## TASK OBJECTIVE:
Transcribe the material word for word, but without the images.

## RECORDS SHOWN:
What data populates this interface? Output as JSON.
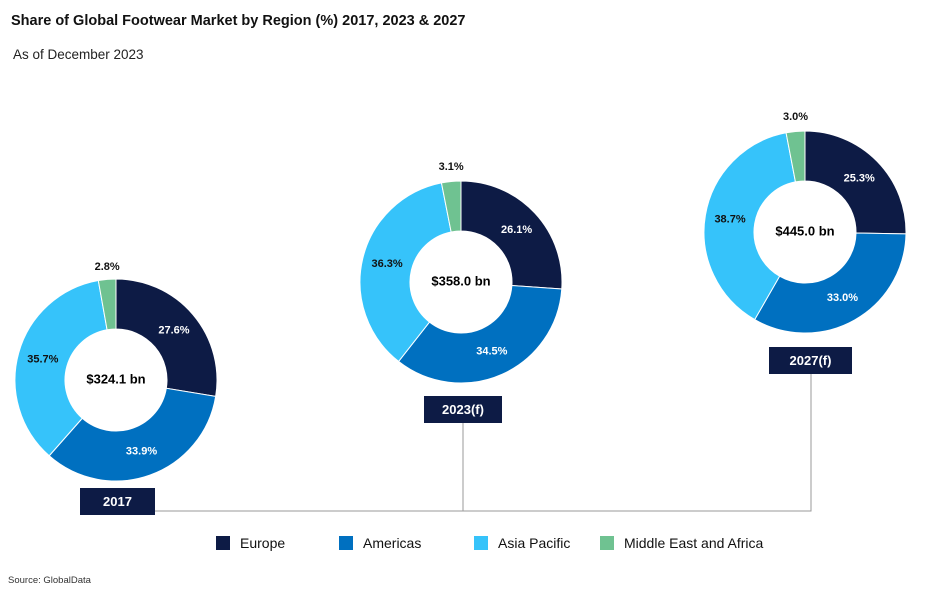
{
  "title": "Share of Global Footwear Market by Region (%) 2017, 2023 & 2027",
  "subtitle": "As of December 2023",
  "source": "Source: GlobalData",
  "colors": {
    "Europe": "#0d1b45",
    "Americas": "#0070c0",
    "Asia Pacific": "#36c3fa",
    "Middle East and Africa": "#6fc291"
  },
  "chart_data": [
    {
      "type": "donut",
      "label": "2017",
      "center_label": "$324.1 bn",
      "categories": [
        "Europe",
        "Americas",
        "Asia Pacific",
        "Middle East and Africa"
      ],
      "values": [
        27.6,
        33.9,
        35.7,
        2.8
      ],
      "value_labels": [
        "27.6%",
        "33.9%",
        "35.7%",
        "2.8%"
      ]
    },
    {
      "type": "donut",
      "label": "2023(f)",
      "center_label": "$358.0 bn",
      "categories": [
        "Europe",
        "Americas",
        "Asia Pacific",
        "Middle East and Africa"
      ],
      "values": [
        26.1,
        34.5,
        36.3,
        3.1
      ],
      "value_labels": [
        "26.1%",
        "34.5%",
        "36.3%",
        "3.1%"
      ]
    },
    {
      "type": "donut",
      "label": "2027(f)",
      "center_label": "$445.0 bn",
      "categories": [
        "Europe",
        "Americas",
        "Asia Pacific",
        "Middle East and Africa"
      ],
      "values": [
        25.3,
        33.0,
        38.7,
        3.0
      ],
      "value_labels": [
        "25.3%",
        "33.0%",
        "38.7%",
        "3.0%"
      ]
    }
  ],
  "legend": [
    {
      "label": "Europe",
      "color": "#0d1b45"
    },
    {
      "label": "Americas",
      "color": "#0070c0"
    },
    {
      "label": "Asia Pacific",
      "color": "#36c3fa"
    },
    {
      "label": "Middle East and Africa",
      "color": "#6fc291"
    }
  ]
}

## EXERCISE RESPONSE:
What data populates this interface? Output as JSON.
{
  "title": "Share of Global Footwear Market by Region (%) 2017, 2023 & 2027",
  "subtitle": "As of December 2023",
  "source": "Source: GlobalData",
  "colors": {
    "Europe": "#0d1b45",
    "Americas": "#0070c0",
    "Asia Pacific": "#36c3fa",
    "Middle East and Africa": "#6fc291"
  },
  "chart_data": [
    {
      "type": "donut",
      "label": "2017",
      "center_label": "$324.1 bn",
      "categories": [
        "Europe",
        "Americas",
        "Asia Pacific",
        "Middle East and Africa"
      ],
      "values": [
        27.6,
        33.9,
        35.7,
        2.8
      ],
      "value_labels": [
        "27.6%",
        "33.9%",
        "35.7%",
        "2.8%"
      ]
    },
    {
      "type": "donut",
      "label": "2023(f)",
      "center_label": "$358.0 bn",
      "categories": [
        "Europe",
        "Americas",
        "Asia Pacific",
        "Middle East and Africa"
      ],
      "values": [
        26.1,
        34.5,
        36.3,
        3.1
      ],
      "value_labels": [
        "26.1%",
        "34.5%",
        "36.3%",
        "3.1%"
      ]
    },
    {
      "type": "donut",
      "label": "2027(f)",
      "center_label": "$445.0 bn",
      "categories": [
        "Europe",
        "Americas",
        "Asia Pacific",
        "Middle East and Africa"
      ],
      "values": [
        25.3,
        33.0,
        38.7,
        3.0
      ],
      "value_labels": [
        "25.3%",
        "33.0%",
        "38.7%",
        "3.0%"
      ]
    }
  ],
  "legend": [
    {
      "label": "Europe",
      "color": "#0d1b45"
    },
    {
      "label": "Americas",
      "color": "#0070c0"
    },
    {
      "label": "Asia Pacific",
      "color": "#36c3fa"
    },
    {
      "label": "Middle East and Africa",
      "color": "#6fc291"
    }
  ]
}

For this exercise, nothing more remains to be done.